— START OF RECORDS FOR THE EXERCISE —
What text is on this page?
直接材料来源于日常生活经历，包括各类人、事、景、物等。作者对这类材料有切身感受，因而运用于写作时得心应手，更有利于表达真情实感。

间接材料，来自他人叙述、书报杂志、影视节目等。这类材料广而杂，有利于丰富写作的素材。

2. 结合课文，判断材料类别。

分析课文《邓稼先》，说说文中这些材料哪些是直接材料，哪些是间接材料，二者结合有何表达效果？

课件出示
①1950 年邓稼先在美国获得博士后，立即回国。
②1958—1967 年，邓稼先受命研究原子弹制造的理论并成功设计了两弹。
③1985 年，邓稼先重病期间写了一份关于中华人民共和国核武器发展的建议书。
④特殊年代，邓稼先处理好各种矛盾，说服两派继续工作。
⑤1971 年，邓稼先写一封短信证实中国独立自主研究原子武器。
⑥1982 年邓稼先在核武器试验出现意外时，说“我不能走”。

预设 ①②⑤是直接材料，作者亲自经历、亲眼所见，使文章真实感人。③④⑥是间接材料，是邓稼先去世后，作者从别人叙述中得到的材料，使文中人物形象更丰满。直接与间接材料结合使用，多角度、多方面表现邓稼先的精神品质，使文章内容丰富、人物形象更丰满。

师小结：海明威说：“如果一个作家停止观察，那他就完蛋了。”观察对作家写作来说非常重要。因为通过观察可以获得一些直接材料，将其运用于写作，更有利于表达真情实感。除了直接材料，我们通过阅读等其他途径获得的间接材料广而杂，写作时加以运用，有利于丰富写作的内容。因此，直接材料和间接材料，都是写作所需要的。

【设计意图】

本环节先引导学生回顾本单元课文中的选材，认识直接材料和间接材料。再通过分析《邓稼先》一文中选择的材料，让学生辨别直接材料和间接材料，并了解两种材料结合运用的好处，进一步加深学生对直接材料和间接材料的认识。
— END OF RECORDS FOR THE EXERCISE —
Each record above should be restated word for word.

What text is on this page?
直接材料来源于日常生活经历，包括各类人、事、景、物等。作者对这类材料有切身感受，因而运用于写作时得心应手，更有利于表达真情实感。

间接材料，来自他人叙述、书报杂志、影视节目等。这类材料广而杂，有利于丰富写作的素材。

2. 结合课文，判断材料类别。

分析课文《邓稼先》，说说文中这些材料哪些是直接材料，哪些是间接材料，二者结合有何表达效果？

课件出示
①1950 年邓稼先在美国获得博士后，立即回国。
②1958—1967 年，邓稼先受命研究原子弹制造的理论并成功设计了两弹。
③1985 年，邓稼先重病期间写了一份关于中华人民共和国核武器发展的建议书。
④特殊年代，邓稼先处理好各种矛盾，说服两派继续工作。
⑤1971 年，邓稼先写一封短信证实中国独立自主研究原子武器。
⑥1982 年邓稼先在核武器试验出现意外时，说“我不能走”。

预设 ①②⑤是直接材料，作者亲自经历、亲眼所见，使文章真实感人。③④⑥是间接材料，是邓稼先去世后，作者从别人叙述中得到的材料，使文中人物形象更丰满。直接与间接材料结合使用，多角度、多方面表现邓稼先的精神品质，使文章内容丰富、人物形象更丰满。

师小结：海明威说：“如果一个作家停止观察，那他就完蛋了。”观察对作家写作来说非常重要。因为通过观察可以获得一些直接材料，将其运用于写作，更有利于表达真情实感。除了直接材料，我们通过阅读等其他途径获得的间接材料广而杂，写作时加以运用，有利于丰富写作的内容。因此，直接材料和间接材料，都是写作所需要的。

【设计意图】

本环节先引导学生回顾本单元课文中的选材，认识直接材料和间接材料。再通过分析《邓稼先》一文中选择的材料，让学生辨别直接材料和间接材料，并了解两种材料结合运用的好处，进一步加深学生对直接材料和间接材料的认识。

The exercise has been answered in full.